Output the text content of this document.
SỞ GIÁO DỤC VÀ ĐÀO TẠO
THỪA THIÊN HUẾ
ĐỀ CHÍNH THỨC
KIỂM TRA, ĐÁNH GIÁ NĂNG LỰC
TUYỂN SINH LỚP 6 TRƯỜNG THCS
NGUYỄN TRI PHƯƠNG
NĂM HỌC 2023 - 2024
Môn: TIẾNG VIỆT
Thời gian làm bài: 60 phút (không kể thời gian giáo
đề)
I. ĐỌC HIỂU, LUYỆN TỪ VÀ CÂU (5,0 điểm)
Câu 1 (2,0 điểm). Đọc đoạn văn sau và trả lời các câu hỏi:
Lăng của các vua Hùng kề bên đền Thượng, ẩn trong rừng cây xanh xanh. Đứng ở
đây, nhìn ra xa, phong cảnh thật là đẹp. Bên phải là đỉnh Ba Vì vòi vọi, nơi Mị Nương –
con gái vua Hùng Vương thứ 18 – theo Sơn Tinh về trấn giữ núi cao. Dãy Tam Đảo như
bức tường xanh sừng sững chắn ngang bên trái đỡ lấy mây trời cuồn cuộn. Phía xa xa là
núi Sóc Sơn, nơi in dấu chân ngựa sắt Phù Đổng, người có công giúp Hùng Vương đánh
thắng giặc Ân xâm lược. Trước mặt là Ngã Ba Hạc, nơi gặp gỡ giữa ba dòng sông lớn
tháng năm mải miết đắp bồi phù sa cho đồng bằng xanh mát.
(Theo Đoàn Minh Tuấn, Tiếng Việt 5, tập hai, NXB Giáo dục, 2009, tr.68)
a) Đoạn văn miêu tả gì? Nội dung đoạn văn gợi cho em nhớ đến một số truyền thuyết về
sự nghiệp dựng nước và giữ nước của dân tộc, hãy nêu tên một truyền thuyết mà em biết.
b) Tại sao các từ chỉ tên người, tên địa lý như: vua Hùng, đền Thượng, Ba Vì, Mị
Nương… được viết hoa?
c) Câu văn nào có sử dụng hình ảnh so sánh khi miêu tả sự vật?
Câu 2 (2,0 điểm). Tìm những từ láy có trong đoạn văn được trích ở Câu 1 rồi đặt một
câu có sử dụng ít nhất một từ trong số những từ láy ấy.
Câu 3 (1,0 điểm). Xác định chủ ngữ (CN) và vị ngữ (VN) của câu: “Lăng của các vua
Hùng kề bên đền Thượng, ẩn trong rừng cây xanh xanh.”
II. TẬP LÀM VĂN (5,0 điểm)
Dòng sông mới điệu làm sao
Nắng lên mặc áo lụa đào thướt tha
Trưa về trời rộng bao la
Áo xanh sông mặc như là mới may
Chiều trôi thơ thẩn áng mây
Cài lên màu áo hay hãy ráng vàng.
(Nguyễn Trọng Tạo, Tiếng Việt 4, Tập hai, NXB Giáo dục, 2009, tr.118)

------------------------------

[Stated task] Give back the data above exactly as it appears.

[Reply]
Output the text content of this document.
SỞ GIÁO DỤC VÀ ĐÀO TẠO
THỪA THIÊN HUẾ
ĐỀ CHÍNH THỨC
KIỂM TRA, ĐÁNH GIÁ NĂNG LỰC
TUYỂN SINH LỚP 6 TRƯỜNG THCS
NGUYỄN TRI PHƯƠNG
NĂM HỌC 2023 - 2024
Môn: TIẾNG VIỆT
Thời gian làm bài: 60 phút (không kể thời gian giáo
đề)
I. ĐỌC HIỂU, LUYỆN TỪ VÀ CÂU (5,0 điểm)
Câu 1 (2,0 điểm). Đọc đoạn văn sau và trả lời các câu hỏi:
Lăng của các vua Hùng kề bên đền Thượng, ẩn trong rừng cây xanh xanh. Đứng ở
đây, nhìn ra xa, phong cảnh thật là đẹp. Bên phải là đỉnh Ba Vì vòi vọi, nơi Mị Nương –
con gái vua Hùng Vương thứ 18 – theo Sơn Tinh về trấn giữ núi cao. Dãy Tam Đảo như
bức tường xanh sừng sững chắn ngang bên trái đỡ lấy mây trời cuồn cuộn. Phía xa xa là
núi Sóc Sơn, nơi in dấu chân ngựa sắt Phù Đổng, người có công giúp Hùng Vương đánh
thắng giặc Ân xâm lược. Trước mặt là Ngã Ba Hạc, nơi gặp gỡ giữa ba dòng sông lớn
tháng năm mải miết đắp bồi phù sa cho đồng bằng xanh mát.
(Theo Đoàn Minh Tuấn, Tiếng Việt 5, tập hai, NXB Giáo dục, 2009, tr.68)
a) Đoạn văn miêu tả gì? Nội dung đoạn văn gợi cho em nhớ đến một số truyền thuyết về
sự nghiệp dựng nước và giữ nước của dân tộc, hãy nêu tên một truyền thuyết mà em biết.
b) Tại sao các từ chỉ tên người, tên địa lý như: vua Hùng, đền Thượng, Ba Vì, Mị
Nương… được viết hoa?
c) Câu văn nào có sử dụng hình ảnh so sánh khi miêu tả sự vật?
Câu 2 (2,0 điểm). Tìm những từ láy có trong đoạn văn được trích ở Câu 1 rồi đặt một
câu có sử dụng ít nhất một từ trong số những từ láy ấy.
Câu 3 (1,0 điểm). Xác định chủ ngữ (CN) và vị ngữ (VN) của câu: “Lăng của các vua
Hùng kề bên đền Thượng, ẩn trong rừng cây xanh xanh.”
II. TẬP LÀM VĂN (5,0 điểm)
Dòng sông mới điệu làm sao
Nắng lên mặc áo lụa đào thướt tha
Trưa về trời rộng bao la
Áo xanh sông mặc như là mới may
Chiều trôi thơ thẩn áng mây
Cài lên màu áo hay hãy ráng vàng.
(Nguyễn Trọng Tạo, Tiếng Việt 4, Tập hai, NXB Giáo dục, 2009, tr.118)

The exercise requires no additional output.